Aim of the exercise – Report the count of lines containing the word "Section" in the entries below, and nothing more.

Records for this task –

+++

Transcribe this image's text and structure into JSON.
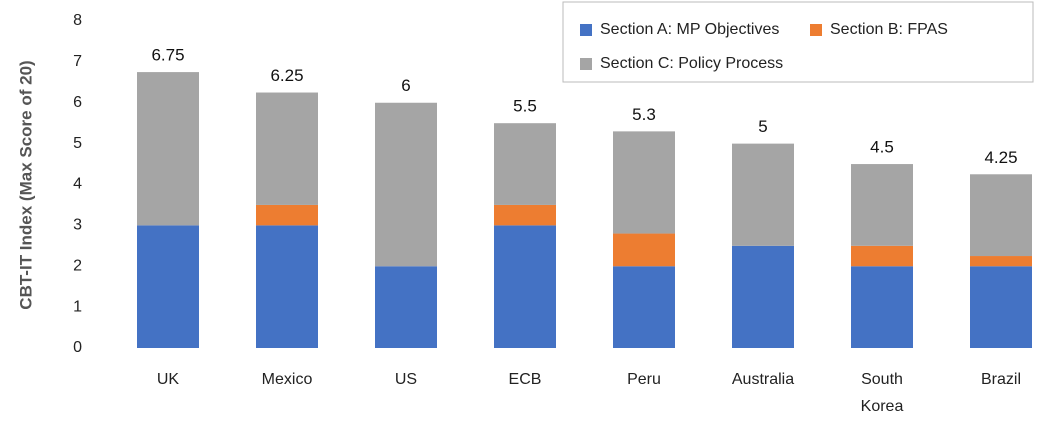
{
  "chart_data": {
    "type": "stacked_bar",
    "y_label": "CBT-IT Index (Max Score of 20)",
    "categories": [
      "UK",
      "Mexico",
      "US",
      "ECB",
      "Peru",
      "Australia",
      "South Korea",
      "Brazil"
    ],
    "series": [
      {
        "name": "Section A: MP Objectives",
        "color": "#4472c4",
        "values": [
          3,
          3,
          2,
          3,
          2,
          2.5,
          2,
          2
        ]
      },
      {
        "name": "Section B: FPAS",
        "color": "#ed7d31",
        "values": [
          0,
          0.5,
          0,
          0.5,
          0.8,
          0,
          0.5,
          0.25
        ]
      },
      {
        "name": "Section C: Policy Process",
        "color": "#a5a5a5",
        "values": [
          3.75,
          2.75,
          4,
          2,
          2.5,
          2.5,
          2,
          2
        ]
      }
    ],
    "totals": [
      6.75,
      6.25,
      6,
      5.5,
      5.3,
      5,
      4.5,
      4.25
    ],
    "ylim": [
      0,
      8
    ],
    "yticks": [
      0,
      1,
      2,
      3,
      4,
      5,
      6,
      7,
      8
    ],
    "grid": false,
    "legend": "top-right"
  }
}
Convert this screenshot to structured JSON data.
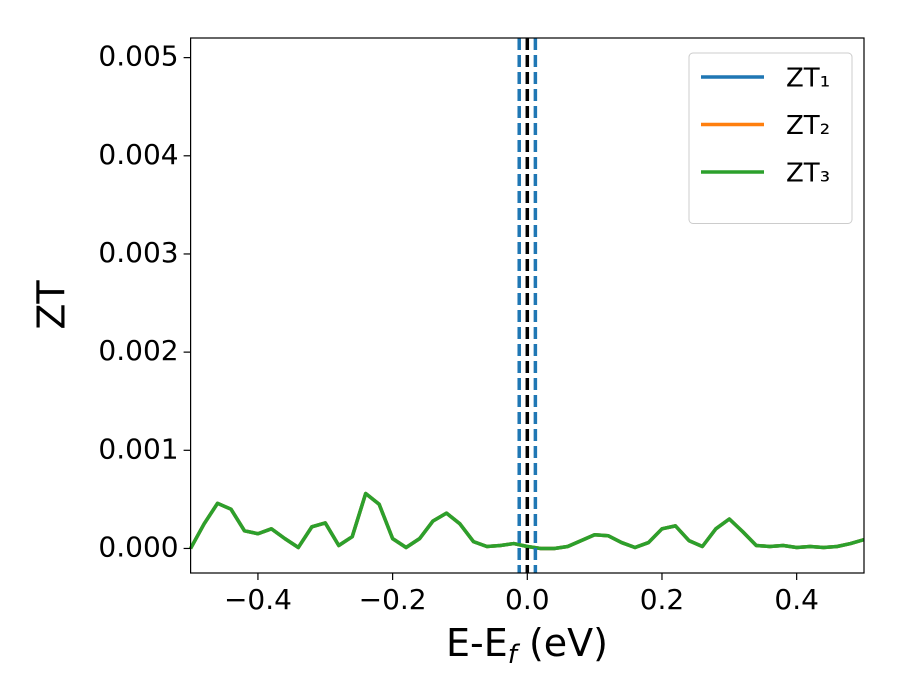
{
  "chart_data": {
    "type": "line",
    "ylabel": "ZT",
    "xlabel": [
      "E-E",
      "f",
      " (eV)"
    ],
    "x": [
      -0.5,
      -0.48,
      -0.46,
      -0.44,
      -0.42,
      -0.4,
      -0.38,
      -0.36,
      -0.34,
      -0.32,
      -0.3,
      -0.28,
      -0.26,
      -0.24,
      -0.22,
      -0.2,
      -0.18,
      -0.16,
      -0.14,
      -0.12,
      -0.1,
      -0.08,
      -0.06,
      -0.04,
      -0.02,
      0,
      0.02,
      0.04,
      0.06,
      0.08,
      0.1,
      0.12,
      0.14,
      0.16,
      0.18,
      0.2,
      0.22,
      0.24,
      0.26,
      0.28,
      0.3,
      0.32,
      0.34,
      0.36,
      0.38,
      0.4,
      0.42,
      0.44,
      0.46,
      0.48,
      0.5
    ],
    "series": [
      {
        "name": "ZT₁",
        "color": "#1f77b4",
        "values": [
          0,
          0.00025,
          0.00046,
          0.0004,
          0.00018,
          0.00015,
          0.0002,
          0.0001,
          1e-05,
          0.00022,
          0.00026,
          3e-05,
          0.00012,
          0.00056,
          0.00045,
          0.0001,
          1e-05,
          0.0001,
          0.00028,
          0.00036,
          0.00025,
          7e-05,
          2e-05,
          3e-05,
          5e-05,
          2e-05,
          0,
          0,
          2e-05,
          8e-05,
          0.00014,
          0.00013,
          6e-05,
          1e-05,
          6e-05,
          0.0002,
          0.00023,
          8e-05,
          2e-05,
          0.0002,
          0.0003,
          0.00017,
          3e-05,
          2e-05,
          3e-05,
          1e-05,
          2e-05,
          1e-05,
          2e-05,
          5e-05,
          9e-05
        ]
      },
      {
        "name": "ZT₂",
        "color": "#ff7f0e",
        "values": [
          0,
          0.00025,
          0.00046,
          0.0004,
          0.00018,
          0.00015,
          0.0002,
          0.0001,
          1e-05,
          0.00022,
          0.00026,
          3e-05,
          0.00012,
          0.00056,
          0.00045,
          0.0001,
          1e-05,
          0.0001,
          0.00028,
          0.00036,
          0.00025,
          7e-05,
          2e-05,
          3e-05,
          5e-05,
          2e-05,
          0,
          0,
          2e-05,
          8e-05,
          0.00014,
          0.00013,
          6e-05,
          1e-05,
          6e-05,
          0.0002,
          0.00023,
          8e-05,
          2e-05,
          0.0002,
          0.0003,
          0.00017,
          3e-05,
          2e-05,
          3e-05,
          1e-05,
          2e-05,
          1e-05,
          2e-05,
          5e-05,
          9e-05
        ]
      },
      {
        "name": "ZT₃",
        "color": "#2ca02c",
        "values": [
          0,
          0.00025,
          0.00046,
          0.0004,
          0.00018,
          0.00015,
          0.0002,
          0.0001,
          1e-05,
          0.00022,
          0.00026,
          3e-05,
          0.00012,
          0.00056,
          0.00045,
          0.0001,
          1e-05,
          0.0001,
          0.00028,
          0.00036,
          0.00025,
          7e-05,
          2e-05,
          3e-05,
          5e-05,
          2e-05,
          0,
          0,
          2e-05,
          8e-05,
          0.00014,
          0.00013,
          6e-05,
          1e-05,
          6e-05,
          0.0002,
          0.00023,
          8e-05,
          2e-05,
          0.0002,
          0.0003,
          0.00017,
          3e-05,
          2e-05,
          3e-05,
          1e-05,
          2e-05,
          1e-05,
          2e-05,
          5e-05,
          9e-05
        ]
      }
    ],
    "vlines": [
      {
        "x": -0.012,
        "color": "#1f77b4"
      },
      {
        "x": 0,
        "color": "#000000"
      },
      {
        "x": 0.012,
        "color": "#1f77b4"
      }
    ],
    "xlim": [
      -0.5,
      0.5
    ],
    "ylim": [
      -0.00025,
      0.0052
    ],
    "xticks": [
      {
        "value": -0.4,
        "label": "−0.4"
      },
      {
        "value": -0.2,
        "label": "−0.2"
      },
      {
        "value": 0,
        "label": "0.0"
      },
      {
        "value": 0.2,
        "label": "0.2"
      },
      {
        "value": 0.4,
        "label": "0.4"
      }
    ],
    "yticks": [
      {
        "value": 0,
        "label": "0.000"
      },
      {
        "value": 0.001,
        "label": "0.001"
      },
      {
        "value": 0.002,
        "label": "0.002"
      },
      {
        "value": 0.003,
        "label": "0.003"
      },
      {
        "value": 0.004,
        "label": "0.004"
      },
      {
        "value": 0.005,
        "label": "0.005"
      }
    ],
    "legend": "upper right",
    "grid": false
  }
}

+++

Result of the exercise – 3